Assemble all lines in which the string "JSON" appears.

::: Source material

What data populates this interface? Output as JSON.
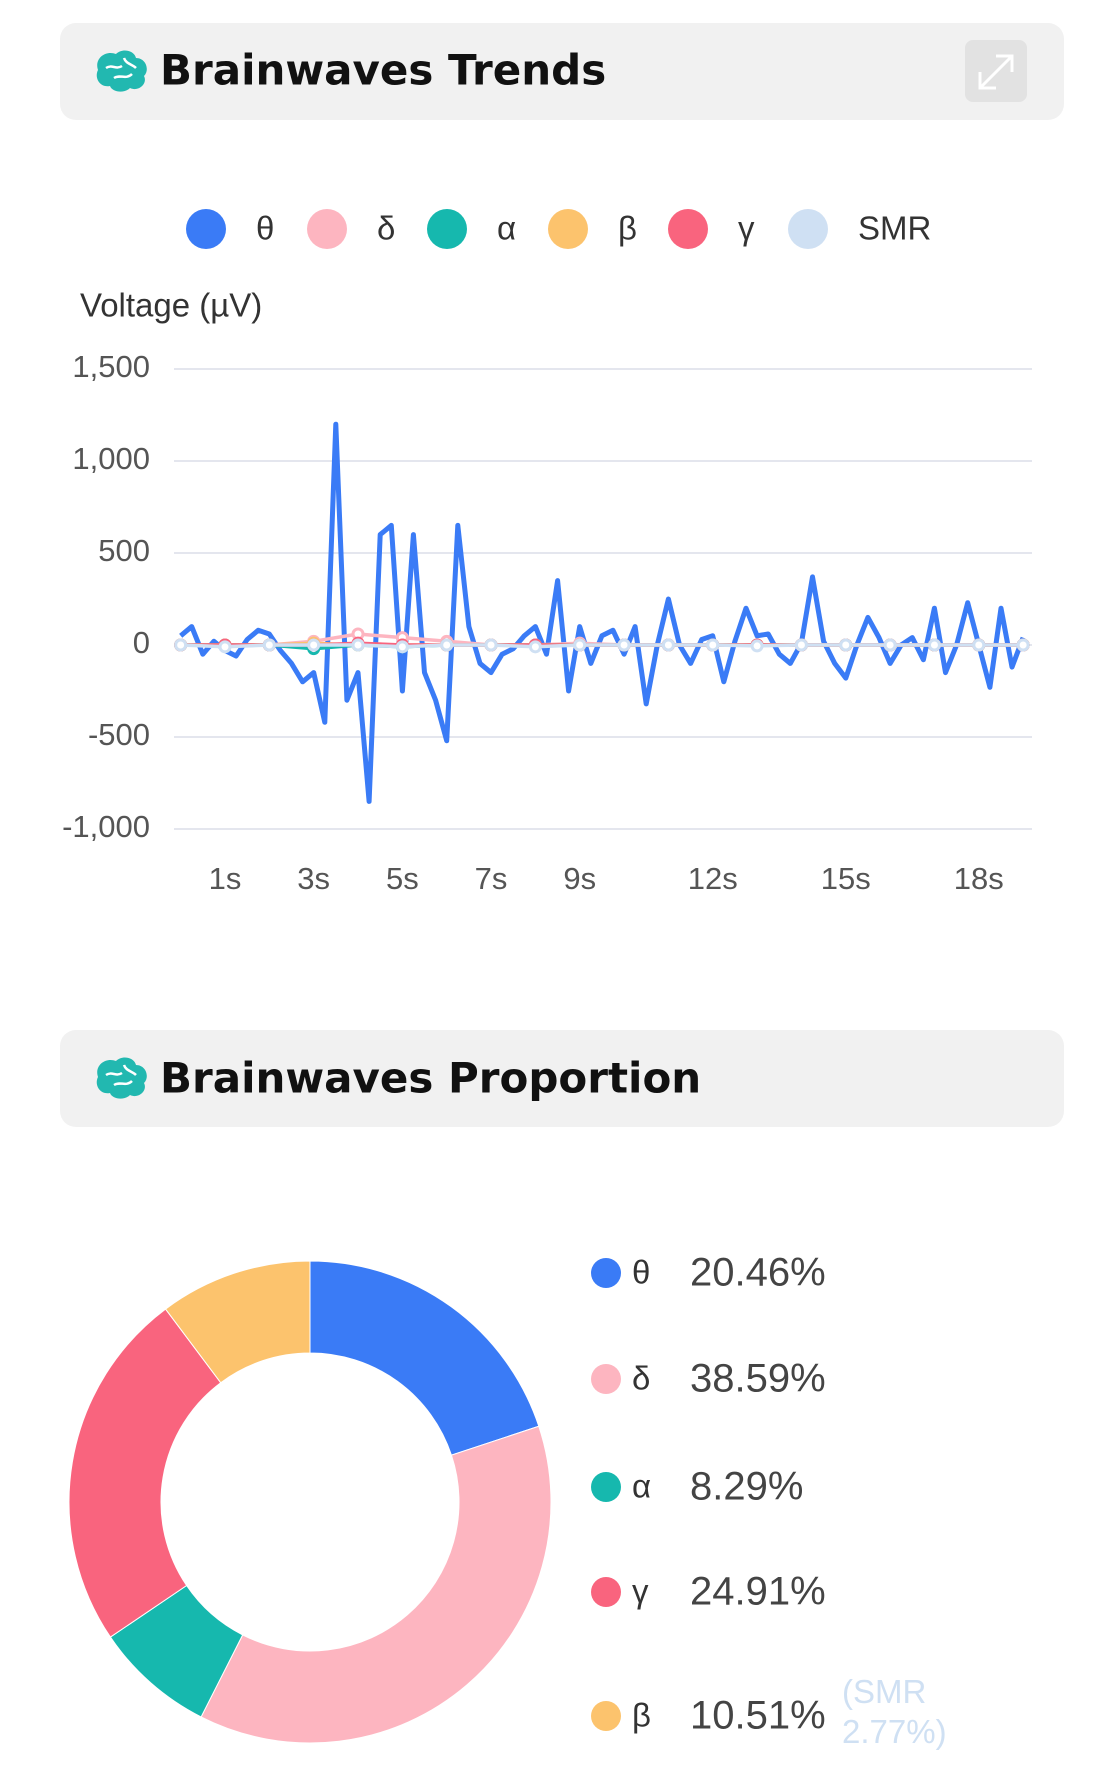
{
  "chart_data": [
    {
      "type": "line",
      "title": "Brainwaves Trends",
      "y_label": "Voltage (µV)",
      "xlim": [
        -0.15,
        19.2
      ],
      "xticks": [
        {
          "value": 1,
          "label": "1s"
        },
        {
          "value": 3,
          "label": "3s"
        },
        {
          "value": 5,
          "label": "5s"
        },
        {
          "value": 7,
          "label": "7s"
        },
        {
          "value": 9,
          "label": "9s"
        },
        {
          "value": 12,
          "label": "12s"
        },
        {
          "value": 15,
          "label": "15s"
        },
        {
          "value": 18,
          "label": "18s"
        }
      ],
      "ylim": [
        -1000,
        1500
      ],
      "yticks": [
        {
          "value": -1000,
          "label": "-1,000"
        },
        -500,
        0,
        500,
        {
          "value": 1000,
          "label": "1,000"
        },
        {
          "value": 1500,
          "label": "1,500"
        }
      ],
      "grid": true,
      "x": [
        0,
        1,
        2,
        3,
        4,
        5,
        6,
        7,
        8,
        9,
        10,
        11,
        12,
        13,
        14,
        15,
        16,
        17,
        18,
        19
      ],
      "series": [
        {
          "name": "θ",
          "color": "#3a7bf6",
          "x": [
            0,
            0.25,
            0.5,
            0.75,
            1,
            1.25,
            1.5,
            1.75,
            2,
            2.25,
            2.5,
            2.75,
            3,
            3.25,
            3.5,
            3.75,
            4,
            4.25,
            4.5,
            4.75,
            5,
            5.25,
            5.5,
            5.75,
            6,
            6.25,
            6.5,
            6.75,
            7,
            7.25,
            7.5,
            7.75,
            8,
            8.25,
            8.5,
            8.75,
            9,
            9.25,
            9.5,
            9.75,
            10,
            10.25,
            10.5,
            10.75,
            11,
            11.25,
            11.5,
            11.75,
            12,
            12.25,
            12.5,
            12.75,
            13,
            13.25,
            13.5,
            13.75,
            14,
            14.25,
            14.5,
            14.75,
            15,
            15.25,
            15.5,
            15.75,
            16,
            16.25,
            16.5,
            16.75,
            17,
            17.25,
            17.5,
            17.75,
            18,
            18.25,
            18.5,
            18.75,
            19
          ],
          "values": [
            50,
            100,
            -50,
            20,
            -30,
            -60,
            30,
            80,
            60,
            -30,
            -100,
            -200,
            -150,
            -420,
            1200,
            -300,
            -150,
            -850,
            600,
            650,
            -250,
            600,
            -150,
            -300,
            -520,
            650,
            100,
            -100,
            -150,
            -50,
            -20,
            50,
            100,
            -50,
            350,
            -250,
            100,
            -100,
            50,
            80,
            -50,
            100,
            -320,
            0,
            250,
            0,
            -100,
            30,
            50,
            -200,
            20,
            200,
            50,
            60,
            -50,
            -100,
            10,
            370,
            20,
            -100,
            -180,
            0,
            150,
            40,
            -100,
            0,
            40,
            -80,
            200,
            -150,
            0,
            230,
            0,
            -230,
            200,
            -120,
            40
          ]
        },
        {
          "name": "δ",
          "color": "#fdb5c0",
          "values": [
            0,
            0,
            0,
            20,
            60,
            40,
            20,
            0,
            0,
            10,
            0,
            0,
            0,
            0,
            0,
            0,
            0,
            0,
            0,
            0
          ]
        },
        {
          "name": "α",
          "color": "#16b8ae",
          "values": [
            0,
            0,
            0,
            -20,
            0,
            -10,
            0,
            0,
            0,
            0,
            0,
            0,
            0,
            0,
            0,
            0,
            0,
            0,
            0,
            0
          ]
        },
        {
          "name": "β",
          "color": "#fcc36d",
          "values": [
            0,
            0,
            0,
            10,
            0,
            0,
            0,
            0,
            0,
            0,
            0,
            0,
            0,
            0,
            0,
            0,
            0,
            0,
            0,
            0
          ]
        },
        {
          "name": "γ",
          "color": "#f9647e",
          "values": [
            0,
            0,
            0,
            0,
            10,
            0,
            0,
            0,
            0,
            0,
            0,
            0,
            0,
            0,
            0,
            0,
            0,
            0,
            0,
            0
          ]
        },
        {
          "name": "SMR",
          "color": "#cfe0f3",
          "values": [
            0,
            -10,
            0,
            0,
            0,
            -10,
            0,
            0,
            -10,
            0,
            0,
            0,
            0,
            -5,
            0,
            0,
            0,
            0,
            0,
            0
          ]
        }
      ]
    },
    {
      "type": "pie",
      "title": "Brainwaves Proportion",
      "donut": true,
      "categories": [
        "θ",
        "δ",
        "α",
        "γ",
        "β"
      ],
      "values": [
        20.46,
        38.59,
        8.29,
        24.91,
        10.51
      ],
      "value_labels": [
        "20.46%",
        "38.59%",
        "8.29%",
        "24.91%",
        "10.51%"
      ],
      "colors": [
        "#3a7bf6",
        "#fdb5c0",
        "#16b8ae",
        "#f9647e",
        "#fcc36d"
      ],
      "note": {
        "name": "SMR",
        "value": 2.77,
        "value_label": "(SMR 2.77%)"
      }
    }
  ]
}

::::::
::: Source material

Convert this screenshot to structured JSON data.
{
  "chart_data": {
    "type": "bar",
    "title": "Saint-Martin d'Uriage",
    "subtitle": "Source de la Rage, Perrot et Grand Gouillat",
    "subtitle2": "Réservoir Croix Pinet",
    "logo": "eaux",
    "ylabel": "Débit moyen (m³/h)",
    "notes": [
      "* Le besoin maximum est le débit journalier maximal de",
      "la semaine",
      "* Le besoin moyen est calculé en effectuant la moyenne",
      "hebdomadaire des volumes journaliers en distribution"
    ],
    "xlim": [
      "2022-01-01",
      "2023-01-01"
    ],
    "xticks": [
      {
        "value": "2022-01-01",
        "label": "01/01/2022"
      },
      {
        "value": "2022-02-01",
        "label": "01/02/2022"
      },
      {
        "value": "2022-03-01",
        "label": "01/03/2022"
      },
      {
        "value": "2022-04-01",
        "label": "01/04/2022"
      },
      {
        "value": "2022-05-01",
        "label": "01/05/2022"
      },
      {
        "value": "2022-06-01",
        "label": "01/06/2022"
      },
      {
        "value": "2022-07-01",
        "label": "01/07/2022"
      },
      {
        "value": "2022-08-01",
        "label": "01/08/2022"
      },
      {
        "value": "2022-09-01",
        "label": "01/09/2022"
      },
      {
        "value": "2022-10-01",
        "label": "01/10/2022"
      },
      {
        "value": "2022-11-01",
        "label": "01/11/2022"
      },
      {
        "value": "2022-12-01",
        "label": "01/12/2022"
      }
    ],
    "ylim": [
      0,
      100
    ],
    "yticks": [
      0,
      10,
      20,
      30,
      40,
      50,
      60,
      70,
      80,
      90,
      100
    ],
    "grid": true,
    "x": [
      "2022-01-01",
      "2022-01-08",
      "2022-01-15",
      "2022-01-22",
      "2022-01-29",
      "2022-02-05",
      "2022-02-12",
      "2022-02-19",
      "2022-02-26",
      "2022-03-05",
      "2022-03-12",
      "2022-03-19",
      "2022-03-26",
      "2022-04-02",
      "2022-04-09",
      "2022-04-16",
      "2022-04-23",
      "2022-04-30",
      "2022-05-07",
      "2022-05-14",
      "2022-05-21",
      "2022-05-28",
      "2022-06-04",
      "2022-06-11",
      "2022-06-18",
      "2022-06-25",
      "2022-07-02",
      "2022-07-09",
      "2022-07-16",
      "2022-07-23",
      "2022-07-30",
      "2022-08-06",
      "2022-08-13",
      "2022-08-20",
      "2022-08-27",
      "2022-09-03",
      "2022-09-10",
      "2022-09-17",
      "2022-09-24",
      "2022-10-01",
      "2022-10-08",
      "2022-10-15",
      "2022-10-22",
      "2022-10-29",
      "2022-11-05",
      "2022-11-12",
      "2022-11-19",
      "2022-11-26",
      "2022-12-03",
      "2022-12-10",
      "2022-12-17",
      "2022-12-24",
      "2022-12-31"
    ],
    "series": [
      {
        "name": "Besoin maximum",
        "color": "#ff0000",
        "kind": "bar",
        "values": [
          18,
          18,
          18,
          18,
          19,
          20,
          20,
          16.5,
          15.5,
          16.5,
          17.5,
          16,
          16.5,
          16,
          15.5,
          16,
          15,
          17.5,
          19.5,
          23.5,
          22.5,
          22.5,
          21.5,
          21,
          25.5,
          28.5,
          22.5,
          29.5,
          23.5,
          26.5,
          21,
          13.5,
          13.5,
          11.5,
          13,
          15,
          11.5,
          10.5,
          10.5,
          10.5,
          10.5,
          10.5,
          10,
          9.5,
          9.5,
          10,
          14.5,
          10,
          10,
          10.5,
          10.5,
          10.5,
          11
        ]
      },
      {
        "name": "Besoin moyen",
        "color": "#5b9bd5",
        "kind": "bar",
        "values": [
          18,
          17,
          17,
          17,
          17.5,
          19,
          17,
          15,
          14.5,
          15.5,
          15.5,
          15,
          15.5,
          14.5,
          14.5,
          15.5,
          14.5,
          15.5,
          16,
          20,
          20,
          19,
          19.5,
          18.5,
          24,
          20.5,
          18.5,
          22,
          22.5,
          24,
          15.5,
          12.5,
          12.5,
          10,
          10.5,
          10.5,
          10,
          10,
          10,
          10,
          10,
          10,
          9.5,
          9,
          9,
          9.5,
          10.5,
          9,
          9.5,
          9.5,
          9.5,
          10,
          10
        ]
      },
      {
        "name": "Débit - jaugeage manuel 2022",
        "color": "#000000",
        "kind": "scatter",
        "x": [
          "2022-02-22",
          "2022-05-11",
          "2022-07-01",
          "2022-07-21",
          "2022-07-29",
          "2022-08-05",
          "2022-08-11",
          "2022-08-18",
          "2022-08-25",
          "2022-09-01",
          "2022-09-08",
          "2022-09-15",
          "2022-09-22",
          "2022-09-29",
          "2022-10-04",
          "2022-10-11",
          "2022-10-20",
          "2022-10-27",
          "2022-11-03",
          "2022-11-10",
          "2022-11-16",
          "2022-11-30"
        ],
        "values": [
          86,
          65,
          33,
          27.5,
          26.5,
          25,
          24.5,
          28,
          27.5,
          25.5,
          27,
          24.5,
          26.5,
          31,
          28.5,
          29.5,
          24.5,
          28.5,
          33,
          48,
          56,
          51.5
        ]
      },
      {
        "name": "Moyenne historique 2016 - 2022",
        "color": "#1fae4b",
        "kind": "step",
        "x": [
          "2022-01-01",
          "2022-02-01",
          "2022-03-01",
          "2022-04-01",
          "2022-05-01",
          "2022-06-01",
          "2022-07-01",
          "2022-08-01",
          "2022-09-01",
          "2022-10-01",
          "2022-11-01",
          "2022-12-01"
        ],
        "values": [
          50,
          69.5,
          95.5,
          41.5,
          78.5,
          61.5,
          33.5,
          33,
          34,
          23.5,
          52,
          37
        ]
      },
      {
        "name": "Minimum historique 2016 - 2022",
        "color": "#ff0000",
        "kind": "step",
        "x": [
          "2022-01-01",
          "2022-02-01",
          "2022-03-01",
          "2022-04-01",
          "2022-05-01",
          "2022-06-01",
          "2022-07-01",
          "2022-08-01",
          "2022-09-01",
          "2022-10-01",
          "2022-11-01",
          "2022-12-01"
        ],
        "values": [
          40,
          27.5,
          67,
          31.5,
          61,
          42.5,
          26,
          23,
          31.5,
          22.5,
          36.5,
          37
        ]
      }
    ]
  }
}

::::::

# Full response
What data populates this interface? Output as JSON.
Convert this screenshot to structured JSON data.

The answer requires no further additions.